# [SELECTION]
Specifically, as shown in FIG. 10, the exhaust pipe 1222 includes an inner sleeve 12221 and an outer sleeve 12222, and the inner sleeve 12221 has an external thread to form the blocking section; the outer sleeve 12222 has an internal thread, and the inner sleeve 12221 is sleeved with the outer sleeve by threaded connection. With this arrangement of the exhaust pipe 1222, the exhaust pipe 1222 is easy to disassemble, assemble and replace.


Specifically, as shown in FIG. 8, an extension direction of the supply channel 2211 coincides with an extension direction of the first end, the supply channel 2211 is located directly below the first end, the supply connecting part 221 further includes a reset spring 2222, and the reset spring 2222 is provided between the first end and the supply channel 2211 and configured to reset the lever 2223 by removing an external force. It is apparent that the mode in which the reset spring 2222 resets the lever 2223 is exemplary only and not exclusive, and for example, a heavy second end of the lever 2223 also resets the lever 2223, and with this arrangement, the sparkling water mixing assembly 10 saves the space and has a compact structure.


Specifically, as shown in FIGS. 2 to 11, the sparkling water mixing assembly 10 includes a supply module 200 and a mixing container 110, and the supply module 200 is configured to supply carbon dioxide. The mixing container 110 is configured to contain to-be-mixed liquid, and the mixing container 110 has an opening. A mixing connector 121 is configured to detachably provide the mixing container 110, and the mixing connector 121 has a mixing cavity 1211, a pressure channel 1212 and an accessing channel 1213. The opening extends into the mixing cavity 1211; the pressure channel 1212 is communicated with the mixing cavity 1211 and configured to regulate a pressure within the mixing cavity 1211; the accessing channel 1213 is communicated with the mixing cavity 1211 and the supply module 200, and configured to allow the mixing container 110 to acquire the carbon dioxide.


As shown in FIG. 11, a specific shape of the mixing container 110 is not limited, and in the present embodiment, the mixing container 110 has a bottle shape, and the opening is located above the bottle. A shape, a size, or the like, of the mixing cavity 1211 of the mixing container 110 are not particularly limited. A specific mode in which the mixing container 110 is detachably provided on the mixing connector 121 is not limited, and in the present embodiment, the mixing container 110 is snapped to the mixing connector 121 by a bottle wall at the opening thereof, and the opening naturally extends into the mixing cavity 1211. The pressure channel 1212 and the accessing channel 1213 of the mixing container 110 are also not particularly limited. The pressure channel 1212 is configured to adjust the pressure in the mixing cavity 1211, and in the present embodiment, the pressure channel 1212 is configured as a channel for adjusting the pressure in the mixing container 110 during a preparation stage and a pressure relief stage.

# [WORK INSTRUCTIONS]
Please reproduce the passage on the sparkling water mixing assembly word for word, from "Specifically, as shown in FIGS." to "the carbon dioxide.".

# [RAW RECORDS]
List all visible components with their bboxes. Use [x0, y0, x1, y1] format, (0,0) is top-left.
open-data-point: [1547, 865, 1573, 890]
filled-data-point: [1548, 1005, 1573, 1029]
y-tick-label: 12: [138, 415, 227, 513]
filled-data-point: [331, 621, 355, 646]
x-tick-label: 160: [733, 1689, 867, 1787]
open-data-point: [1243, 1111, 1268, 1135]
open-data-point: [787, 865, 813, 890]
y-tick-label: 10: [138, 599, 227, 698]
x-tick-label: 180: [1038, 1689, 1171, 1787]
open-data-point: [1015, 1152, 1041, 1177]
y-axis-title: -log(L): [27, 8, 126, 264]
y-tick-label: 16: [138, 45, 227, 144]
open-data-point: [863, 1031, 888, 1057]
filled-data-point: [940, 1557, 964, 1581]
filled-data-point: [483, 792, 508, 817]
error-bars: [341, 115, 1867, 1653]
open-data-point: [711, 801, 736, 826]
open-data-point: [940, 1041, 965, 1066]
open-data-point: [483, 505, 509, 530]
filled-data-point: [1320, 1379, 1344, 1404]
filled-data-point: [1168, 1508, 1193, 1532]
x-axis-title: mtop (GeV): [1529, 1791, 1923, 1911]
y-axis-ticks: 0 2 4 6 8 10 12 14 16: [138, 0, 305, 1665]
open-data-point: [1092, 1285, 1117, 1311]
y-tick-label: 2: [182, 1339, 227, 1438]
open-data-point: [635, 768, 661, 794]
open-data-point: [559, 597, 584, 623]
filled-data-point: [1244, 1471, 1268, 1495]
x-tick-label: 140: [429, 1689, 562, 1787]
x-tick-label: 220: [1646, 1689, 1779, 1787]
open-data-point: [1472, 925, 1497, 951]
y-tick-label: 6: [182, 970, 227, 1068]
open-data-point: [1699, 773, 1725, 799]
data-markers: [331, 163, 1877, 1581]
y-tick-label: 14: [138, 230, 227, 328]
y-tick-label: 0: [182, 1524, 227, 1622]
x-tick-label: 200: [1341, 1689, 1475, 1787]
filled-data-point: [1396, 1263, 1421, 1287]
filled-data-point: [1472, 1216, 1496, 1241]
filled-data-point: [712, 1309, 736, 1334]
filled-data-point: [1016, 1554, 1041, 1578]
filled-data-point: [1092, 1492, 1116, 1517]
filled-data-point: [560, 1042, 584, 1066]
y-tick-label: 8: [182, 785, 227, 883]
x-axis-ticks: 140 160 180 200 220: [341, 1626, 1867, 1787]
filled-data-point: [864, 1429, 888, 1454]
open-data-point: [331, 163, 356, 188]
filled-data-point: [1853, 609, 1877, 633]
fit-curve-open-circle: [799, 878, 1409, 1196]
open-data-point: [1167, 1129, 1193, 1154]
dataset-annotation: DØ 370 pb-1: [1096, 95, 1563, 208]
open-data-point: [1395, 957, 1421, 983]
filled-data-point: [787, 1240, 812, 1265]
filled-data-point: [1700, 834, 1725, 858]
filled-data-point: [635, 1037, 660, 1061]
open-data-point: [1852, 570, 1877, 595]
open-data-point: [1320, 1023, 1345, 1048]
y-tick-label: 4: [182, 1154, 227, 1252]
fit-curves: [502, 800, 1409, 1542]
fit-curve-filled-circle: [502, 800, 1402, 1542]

# [COMPLETE ANSWER]
Specifically, as shown in FIGS. 2 to 11, the sparkling water mixing assembly 10 includes a supply module 200 and a mixing container 110, and the supply module 200 is configured to supply carbon dioxide. The mixing container 110 is configured to contain to-be-mixed liquid, and the mixing container 110 has an opening. A mixing connector 121 is configured to detachably provide the mixing container 110, and the mixing connector 121 has a mixing cavity 1211, a pressure channel 1212 and an accessing channel 1213. The opening extends into the mixing cavity 1211; the pressure channel 1212 is communicated with the mixing cavity 1211 and configured to regulate a pressure within the mixing cavity 1211; the accessing channel 1213 is communicated with the mixing cavity 1211 and the supply module 200, and configured to allow the mixing container 110 to acquire the carbon dioxide.